(Records from a data source)

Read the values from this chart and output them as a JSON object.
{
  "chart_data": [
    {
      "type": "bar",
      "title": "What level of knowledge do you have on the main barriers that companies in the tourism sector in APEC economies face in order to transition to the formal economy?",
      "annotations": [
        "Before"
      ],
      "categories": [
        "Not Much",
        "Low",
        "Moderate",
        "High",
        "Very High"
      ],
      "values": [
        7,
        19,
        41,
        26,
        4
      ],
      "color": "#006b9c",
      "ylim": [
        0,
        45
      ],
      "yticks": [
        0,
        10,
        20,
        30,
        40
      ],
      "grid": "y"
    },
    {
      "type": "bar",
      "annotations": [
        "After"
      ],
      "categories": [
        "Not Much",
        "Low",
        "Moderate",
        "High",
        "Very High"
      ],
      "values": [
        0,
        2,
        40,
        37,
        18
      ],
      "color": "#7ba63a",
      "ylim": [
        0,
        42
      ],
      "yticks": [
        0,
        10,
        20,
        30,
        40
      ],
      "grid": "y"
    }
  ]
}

What you need to do: Go through the entries and repeat each one exactly.

Reply:
Read the values from this chart and output them as a JSON object.
{
  "chart_data": [
    {
      "type": "bar",
      "title": "What level of knowledge do you have on the main barriers that companies in the tourism sector in APEC economies face in order to transition to the formal economy?",
      "annotations": [
        "Before"
      ],
      "categories": [
        "Not Much",
        "Low",
        "Moderate",
        "High",
        "Very High"
      ],
      "values": [
        7,
        19,
        41,
        26,
        4
      ],
      "color": "#006b9c",
      "ylim": [
        0,
        45
      ],
      "yticks": [
        0,
        10,
        20,
        30,
        40
      ],
      "grid": "y"
    },
    {
      "type": "bar",
      "annotations": [
        "After"
      ],
      "categories": [
        "Not Much",
        "Low",
        "Moderate",
        "High",
        "Very High"
      ],
      "values": [
        0,
        2,
        40,
        37,
        18
      ],
      "color": "#7ba63a",
      "ylim": [
        0,
        42
      ],
      "yticks": [
        0,
        10,
        20,
        30,
        40
      ],
      "grid": "y"
    }
  ]
}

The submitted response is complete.